◆ Required task ◆
Output the material below unchanged, apart from leaving out the pictures.

◆ Exercise materials ◆
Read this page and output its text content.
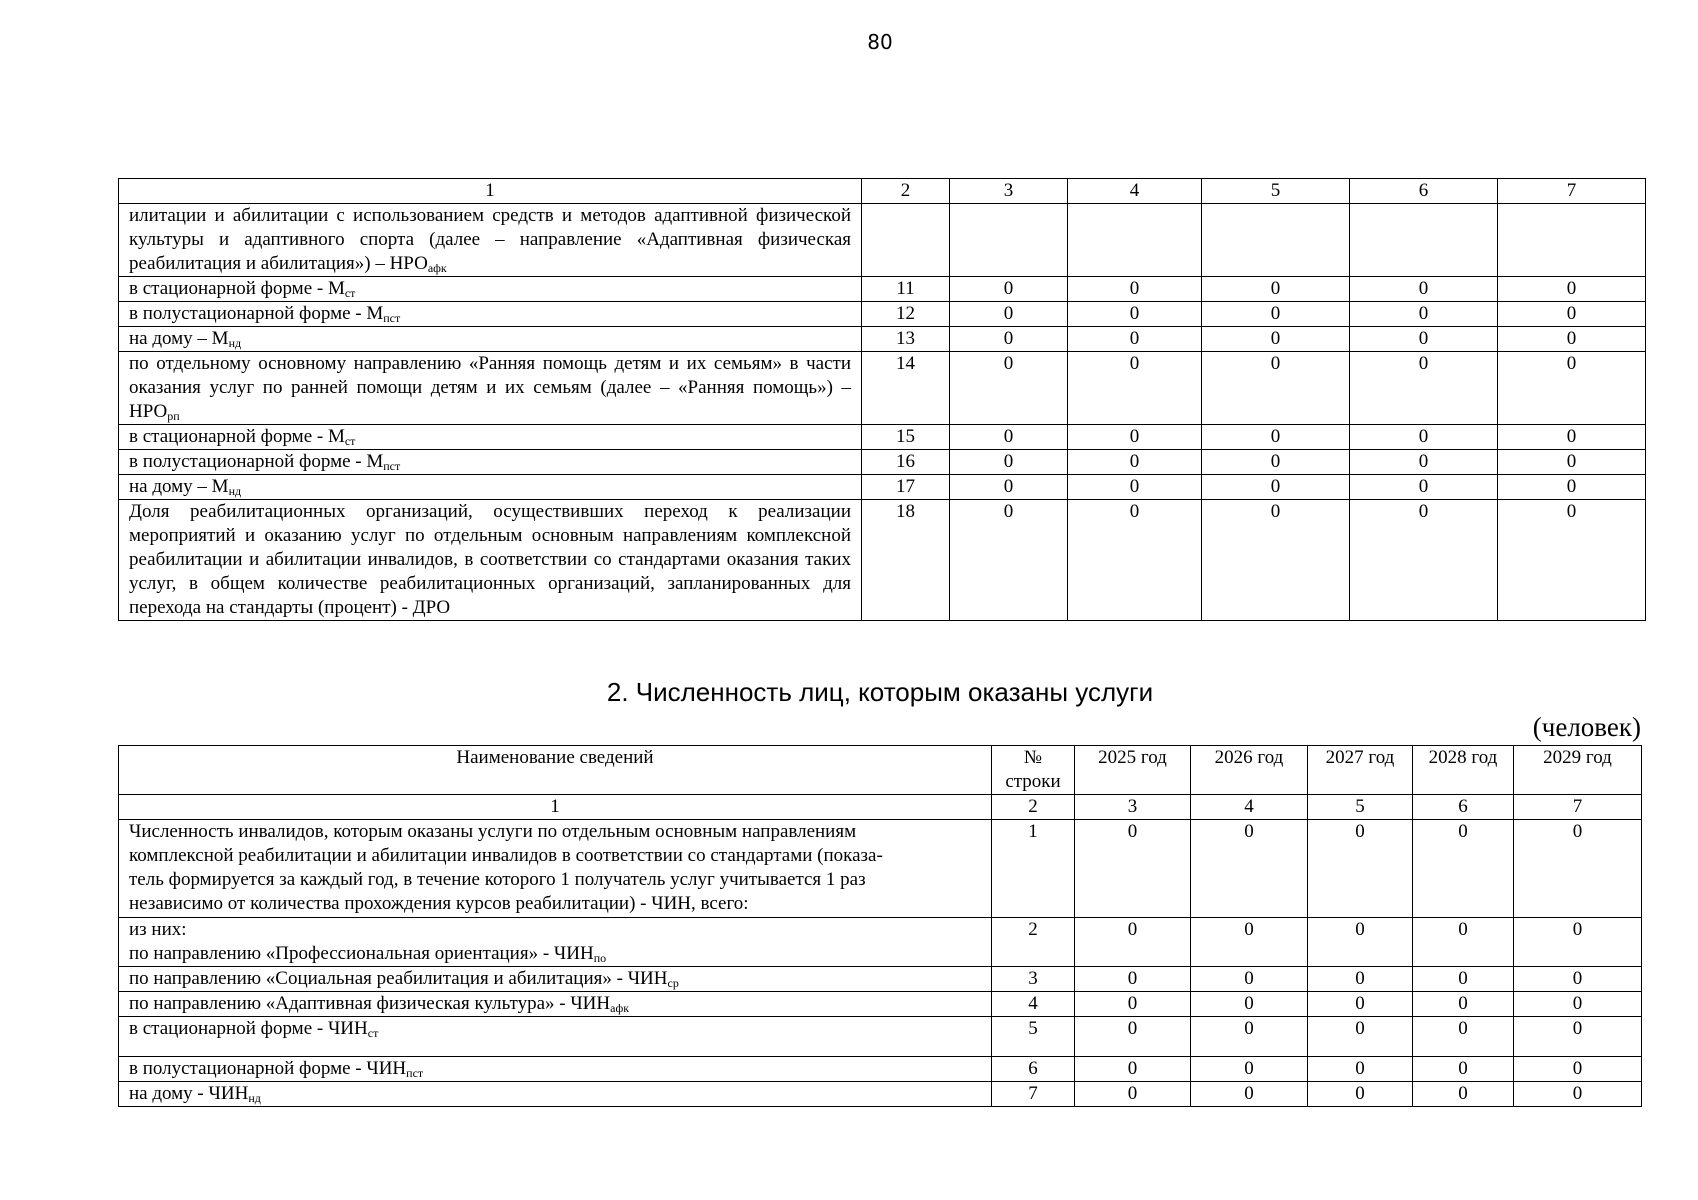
80
1	2	3	4	5	6	7
илитации и абилитации с использованием средств и методов адаптивной физической культуры и адаптивного спорта (далее – направление «Адаптивная физическая реабилитация и абилитация») – $НРО_{афк}$						
в стационарной форме - $М_{ст}$	11	0	0	0	0	0
в полустационарной форме - $М_{пст}$	12	0	0	0	0	0
на дому – $М_{нд}$	13	0	0	0	0	0
по отдельному основному направлению «Ранняя помощь детям и их семьям» в части оказания услуг по ранней помощи детям и их семьям (далее – «Ранняя помощь») – $НРО_{рп}$	14	0	0	0	0	0
в стационарной форме - $М_{ст}$	15	0	0	0	0	0
в полустационарной форме - $М_{пст}$	16	0	0	0	0	0
на дому – $М_{нд}$	17	0	0	0	0	0
Доля реабилитационных организаций, осуществивших переход к реализации мероприятий и оказанию услуг по отдельным основным направлениям комплексной реабилитации и абилитации инвалидов, в соответствии со стандартами оказания таких услуг, в общем количестве реабилитационных организаций, запланированных для перехода на стандарты (процент) - ДРО	18	0	0	0	0	0
2. Численность лиц, которым оказаны услуги
(человек)
Наименование сведений	№ строки	2025 год	2026 год	2027 год	2028 год	2029 год
1	2	3	4	5	6	7

Численность инвалидов, которым оказаны услуги по отдельным основным направлениям
комплексной реабилитации и абилитации инвалидов в соответствии со стандартами (показа-
тель формируется за каждый год, в течение которого 1 получатель услуг учитывается 1 раз
независимо от количества прохождения курсов реабилитации) - ЧИН, всего:	1	0	0	0	0	0

из них:
по направлению «Профессиональная ориентация» - $ЧИН_{по}$	2	0	0	0	0	0

по направлению «Социальная реабилитация и абилитация» - $ЧИН_{ср}$	3	0	0	0	0	0

по направлению «Адаптивная физическая культура» - $ЧИН_{афк}$	4	0	0	0	0	0

в стационарной форме - $ЧИН_{ст}$	5	0	0	0	0	0

в полустационарной форме - $ЧИН_{пст}$	6	0	0	0	0	0

на дому - $ЧИН_{нд}$	7	0	0	0	0	0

◆ Task solution ◆
Read this page and output its text content.
80
1	2	3	4	5	6	7
илитации и абилитации с использованием средств и методов адаптивной физической культуры и адаптивного спорта (далее – направление «Адаптивная физическая реабилитация и абилитация») – $НРО_{афк}$						
в стационарной форме - $М_{ст}$	11	0	0	0	0	0
в полустационарной форме - $М_{пст}$	12	0	0	0	0	0
на дому – $М_{нд}$	13	0	0	0	0	0
по отдельному основному направлению «Ранняя помощь детям и их семьям» в части оказания услуг по ранней помощи детям и их семьям (далее – «Ранняя помощь») – $НРО_{рп}$	14	0	0	0	0	0
в стационарной форме - $М_{ст}$	15	0	0	0	0	0
в полустационарной форме - $М_{пст}$	16	0	0	0	0	0
на дому – $М_{нд}$	17	0	0	0	0	0
Доля реабилитационных организаций, осуществивших переход к реализации мероприятий и оказанию услуг по отдельным основным направлениям комплексной реабилитации и абилитации инвалидов, в соответствии со стандартами оказания таких услуг, в общем количестве реабилитационных организаций, запланированных для перехода на стандарты (процент) - ДРО	18	0	0	0	0	0
2. Численность лиц, которым оказаны услуги
(человек)
Наименование сведений	№ строки	2025 год	2026 год	2027 год	2028 год	2029 год
1	2	3	4	5	6	7

Численность инвалидов, которым оказаны услуги по отдельным основным направлениям
комплексной реабилитации и абилитации инвалидов в соответствии со стандартами (показа-
тель формируется за каждый год, в течение которого 1 получатель услуг учитывается 1 раз
независимо от количества прохождения курсов реабилитации) - ЧИН, всего:	1	0	0	0	0	0

из них:
по направлению «Профессиональная ориентация» - $ЧИН_{по}$	2	0	0	0	0	0

по направлению «Социальная реабилитация и абилитация» - $ЧИН_{ср}$	3	0	0	0	0	0

по направлению «Адаптивная физическая культура» - $ЧИН_{афк}$	4	0	0	0	0	0

в стационарной форме - $ЧИН_{ст}$	5	0	0	0	0	0

в полустационарной форме - $ЧИН_{пст}$	6	0	0	0	0	0

на дому - $ЧИН_{нд}$	7	0	0	0	0	0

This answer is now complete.